### Texto fuente
- - -
Vivir el presente con pasión es hacerse «expertos en comunión», «testigos y
artífices de aquel “proyecto de comunión” que constituye la cima de la historia
del hombre según Dios». En una sociedad
del enfrentamiento, de difícil convivencia entre las diferentes culturas, de la
prepotencia con los más débiles, de las desigualdades, estamos llamados a
ofrecer un modelo concreto de comunidad que, a través del reconocimiento de la
dignidad de cada persona y del compartir el don que cada uno lleva consigo,
permite vivir en relaciones fraternas.
- - -
### Sección de datos
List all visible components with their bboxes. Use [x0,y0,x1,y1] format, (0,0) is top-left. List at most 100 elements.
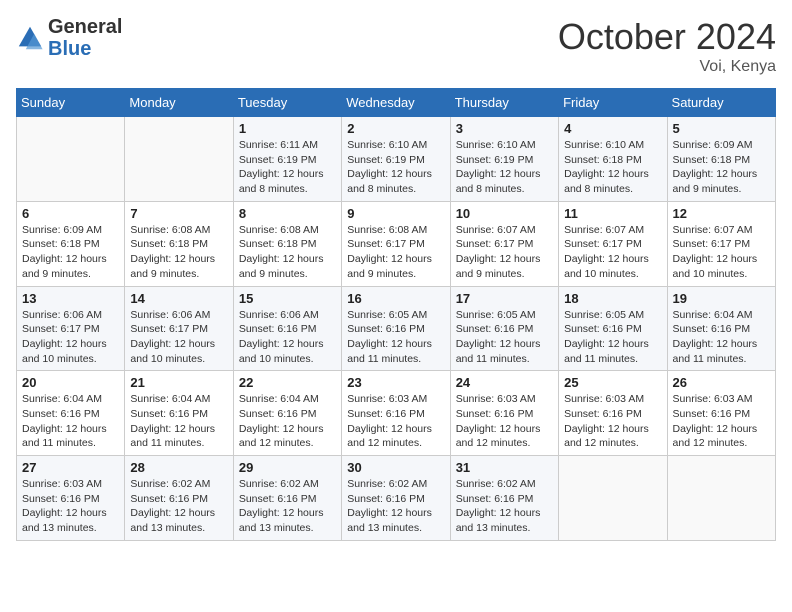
- - -
### Problema breve 1
Responde a partir del texto sobre la comunión:
(a) ¿Qué se afirma que constituye la cima de la historia del hombre según Dios?
(b) ¿Qué estamos llamados a ofrecer?
(c) ¿Qué permite ese modelo?
### Problema breve 2
Enumera todos los rasgos con los que el texto sobre la comunión caracteriza a la sociedad.
### Problema breve 3
Prolonga el texto sobre la comunión a partir de su última oración.
Los datos no tienen ningún papel en estas tareas.

### Respuesta 1
(a) Aquel «proyecto de comunión».
(b) Un modelo concreto de comunidad.
(c) Vivir en relaciones fraternas.

### Respuesta 2
- El enfrentamiento
- La difícil convivencia entre las diferentes culturas
- La prepotencia con los más débiles
- Las desigualdades

### Respuesta 3
Sed, pues, mujeres y hombres de comunión, haceos presentes
con decisión allí donde hay diferencias y tensiones, y sed un signo creíble de
la presencia del Espíritu, que infunde en los corazones la pasión de que todos
sean uno (cf. Jn 17,21). Vivid la mística del encuentro: «la capacidad de
escuchar, de escuchar a las demás personas. La capacidad de buscar juntos el
camino, el método»,[ dejándoos iluminar por la relación de amor que recorre las
tres Personas Divinas (cf. 1 Jn 4,8) como modelo de toda relación interpersonal”.
Francisco, papa.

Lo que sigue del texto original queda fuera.